### ページ抜粋

● ● ●

生活者主権の会生活者通信2002年06月号/14頁..........作成:2002年05月22日/杉原健児

全面拡大表示

「ゆとり」という教育問題について

杉並区 白川惠一

〜6月1日(土)17:00より「一日の会」で講演があります(本号16頁参照)〜

  先日、親戚の法事があり、たまたま「ゆとり教育」
が話題になりました。言葉は結構だが、週五日制、
円周率「3」で教えて良いのか、単なる甘やかしで
はないか、繰り返し訓練するのが、基礎教育の根幹
で、訓練されて育った我々が戦い抜き、且つ戦後の
復興をやり通した。私立では五日制を採用しないと
ころもあるようだ。アジア各国から日本に家族を連
れてきて、子供を日本の学校に入れているビジネス
マン達の間では、日本の基礎教育では将来役立たず
の人間になる、自国の学校に入れるため子供を帰国
させることが起こっている・・。などが話題になり
ました。                                      
  銀行預金のペイオフ、食料の問題、医療の問題と
同じく、教育も自己責任の時代になったことは間違
いありません。自由にのびのびということは、わが
まま、気ままも入って来ます。人前でイチャツク男
女、高校の制服着たのもいます。文部省も先生達も
そういうことは教えていないと言うでしょうが現実
の若者の公徳心、倫理観が素晴らしいとはおくびに
も言えないでしょう。まして戦前の若者の道徳心と
は較べものになりません。教育勅語は戦前のものと
言って否定するのは簡単です。教育基本法があると
も言うでしょう。しかし教育勅語を徹底して覚え込
ませたほどの努力は皆無です。どんな法律や倫理、
果ては校則に至るまでまで結局の所、子供を育てる
機関に携わる人間の問題なのです。

● ● ●

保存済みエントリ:
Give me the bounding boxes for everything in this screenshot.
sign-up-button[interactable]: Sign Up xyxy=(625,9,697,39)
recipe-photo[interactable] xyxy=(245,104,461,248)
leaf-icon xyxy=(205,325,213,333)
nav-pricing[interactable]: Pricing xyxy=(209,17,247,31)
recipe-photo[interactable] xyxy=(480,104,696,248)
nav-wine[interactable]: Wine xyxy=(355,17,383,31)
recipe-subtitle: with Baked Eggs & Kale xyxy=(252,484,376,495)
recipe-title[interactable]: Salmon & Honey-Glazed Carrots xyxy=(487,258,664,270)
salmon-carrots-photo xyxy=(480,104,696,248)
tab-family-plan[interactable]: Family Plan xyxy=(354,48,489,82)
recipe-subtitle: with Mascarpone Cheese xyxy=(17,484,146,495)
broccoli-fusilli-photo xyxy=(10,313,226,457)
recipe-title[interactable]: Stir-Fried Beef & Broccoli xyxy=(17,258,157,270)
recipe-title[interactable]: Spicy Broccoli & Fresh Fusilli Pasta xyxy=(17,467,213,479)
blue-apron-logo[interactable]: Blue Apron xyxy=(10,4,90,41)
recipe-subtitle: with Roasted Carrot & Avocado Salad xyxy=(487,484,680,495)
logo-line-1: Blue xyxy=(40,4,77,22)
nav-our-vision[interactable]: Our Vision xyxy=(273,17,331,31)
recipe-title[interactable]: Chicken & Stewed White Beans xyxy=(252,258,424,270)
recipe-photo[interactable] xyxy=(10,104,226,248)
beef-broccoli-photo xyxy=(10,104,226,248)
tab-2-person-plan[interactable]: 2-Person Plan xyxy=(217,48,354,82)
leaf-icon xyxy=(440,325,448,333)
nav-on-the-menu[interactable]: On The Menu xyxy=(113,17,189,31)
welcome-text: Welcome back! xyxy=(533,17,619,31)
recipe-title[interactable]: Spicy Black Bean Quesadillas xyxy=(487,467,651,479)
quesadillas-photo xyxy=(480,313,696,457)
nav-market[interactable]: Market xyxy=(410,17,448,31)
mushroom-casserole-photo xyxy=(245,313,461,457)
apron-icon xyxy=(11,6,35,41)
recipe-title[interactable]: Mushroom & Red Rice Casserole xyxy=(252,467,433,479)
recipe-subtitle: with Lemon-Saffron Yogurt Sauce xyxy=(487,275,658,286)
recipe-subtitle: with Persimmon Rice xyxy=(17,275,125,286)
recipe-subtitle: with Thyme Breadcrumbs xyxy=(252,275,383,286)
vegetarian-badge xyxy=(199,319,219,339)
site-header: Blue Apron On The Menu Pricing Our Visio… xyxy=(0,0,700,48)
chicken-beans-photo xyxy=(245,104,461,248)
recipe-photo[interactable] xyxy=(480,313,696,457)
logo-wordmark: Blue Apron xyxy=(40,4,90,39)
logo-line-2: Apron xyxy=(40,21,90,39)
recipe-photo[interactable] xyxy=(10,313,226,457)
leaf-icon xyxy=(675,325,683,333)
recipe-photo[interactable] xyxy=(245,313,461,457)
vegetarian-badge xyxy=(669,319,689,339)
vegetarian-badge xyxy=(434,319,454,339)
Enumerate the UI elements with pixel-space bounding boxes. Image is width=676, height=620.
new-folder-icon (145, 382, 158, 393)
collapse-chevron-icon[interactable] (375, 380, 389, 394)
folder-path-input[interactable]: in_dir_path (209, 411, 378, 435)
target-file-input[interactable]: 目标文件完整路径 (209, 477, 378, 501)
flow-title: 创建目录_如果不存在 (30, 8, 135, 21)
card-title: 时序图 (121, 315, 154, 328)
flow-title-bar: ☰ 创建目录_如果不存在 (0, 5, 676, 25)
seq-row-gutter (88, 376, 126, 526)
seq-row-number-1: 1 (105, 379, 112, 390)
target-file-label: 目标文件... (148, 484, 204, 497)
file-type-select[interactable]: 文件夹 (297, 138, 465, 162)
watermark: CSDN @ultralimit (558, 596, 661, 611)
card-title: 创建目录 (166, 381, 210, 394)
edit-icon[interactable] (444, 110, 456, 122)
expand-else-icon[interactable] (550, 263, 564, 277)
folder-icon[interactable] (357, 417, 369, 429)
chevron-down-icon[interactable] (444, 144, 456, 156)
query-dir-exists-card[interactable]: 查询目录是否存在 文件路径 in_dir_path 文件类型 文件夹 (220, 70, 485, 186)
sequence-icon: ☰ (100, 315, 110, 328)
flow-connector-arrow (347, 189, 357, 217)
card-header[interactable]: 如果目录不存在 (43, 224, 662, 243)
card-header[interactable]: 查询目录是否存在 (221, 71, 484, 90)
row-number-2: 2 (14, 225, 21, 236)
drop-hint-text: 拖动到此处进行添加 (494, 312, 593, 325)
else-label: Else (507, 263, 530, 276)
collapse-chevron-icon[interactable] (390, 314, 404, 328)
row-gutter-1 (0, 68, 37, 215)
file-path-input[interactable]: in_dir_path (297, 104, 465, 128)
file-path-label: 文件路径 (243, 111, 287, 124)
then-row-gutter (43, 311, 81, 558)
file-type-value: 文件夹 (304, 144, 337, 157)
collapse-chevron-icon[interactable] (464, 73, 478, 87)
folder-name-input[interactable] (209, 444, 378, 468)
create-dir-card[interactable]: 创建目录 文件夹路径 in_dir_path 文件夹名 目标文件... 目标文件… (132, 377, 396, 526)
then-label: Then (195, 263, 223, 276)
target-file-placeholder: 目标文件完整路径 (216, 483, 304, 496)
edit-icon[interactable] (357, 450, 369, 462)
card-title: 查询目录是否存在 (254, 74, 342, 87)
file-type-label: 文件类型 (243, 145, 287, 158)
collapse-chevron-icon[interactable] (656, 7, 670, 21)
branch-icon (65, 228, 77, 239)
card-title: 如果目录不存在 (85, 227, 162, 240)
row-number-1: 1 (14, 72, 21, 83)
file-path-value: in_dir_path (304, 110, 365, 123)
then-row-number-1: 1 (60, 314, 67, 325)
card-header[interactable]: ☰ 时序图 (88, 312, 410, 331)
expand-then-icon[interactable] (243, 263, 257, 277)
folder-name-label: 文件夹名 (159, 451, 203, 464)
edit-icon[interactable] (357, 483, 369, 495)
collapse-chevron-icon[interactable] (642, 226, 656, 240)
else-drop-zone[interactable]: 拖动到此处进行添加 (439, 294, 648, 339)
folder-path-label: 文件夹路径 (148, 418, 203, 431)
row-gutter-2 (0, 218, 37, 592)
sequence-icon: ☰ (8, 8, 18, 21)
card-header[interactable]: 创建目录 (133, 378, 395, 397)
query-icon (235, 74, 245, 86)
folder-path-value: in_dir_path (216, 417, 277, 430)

● ● ●

### 取り組む課題
上にある「ゆとり」教育についての文章を、一字も変えずに全文もう一度書いてください。

### この課題の解答
生活者主権の会生活者通信2002年06月号/14頁..........作成:2002年05月22日/杉原健児

全面拡大表示

「ゆとり」という教育問題について

杉並区 白川惠一

〜6月1日(土)17:00より「一日の会」で講演があります(本号16頁参照)〜

  先日、親戚の法事があり、たまたま「ゆとり教育」
が話題になりました。言葉は結構だが、週五日制、
円周率「3」で教えて良いのか、単なる甘やかしで
はないか、繰り返し訓練するのが、基礎教育の根幹
で、訓練されて育った我々が戦い抜き、且つ戦後の
復興をやり通した。私立では五日制を採用しないと
ころもあるようだ。アジア各国から日本に家族を連
れてきて、子供を日本の学校に入れているビジネス
マン達の間では、日本の基礎教育では将来役立たず
の人間になる、自国の学校に入れるため子供を帰国
させることが起こっている・・。などが話題になり
ました。                                      
  銀行預金のペイオフ、食料の問題、医療の問題と
同じく、教育も自己責任の時代になったことは間違
いありません。自由にのびのびということは、わが
まま、気ままも入って来ます。人前でイチャツク男
女、高校の制服着たのもいます。文部省も先生達も
そういうことは教えていないと言うでしょうが現実
の若者の公徳心、倫理観が素晴らしいとはおくびに
も言えないでしょう。まして戦前の若者の道徳心と
は較べものになりません。教育勅語は戦前のものと
言って否定するのは簡単です。教育基本法があると
も言うでしょう。しかし教育勅語を徹底して覚え込
ませたほどの努力は皆無です。どんな法律や倫理、
果ては校則に至るまでまで結局の所、子供を育てる
機関に携わる人間の問題なのです。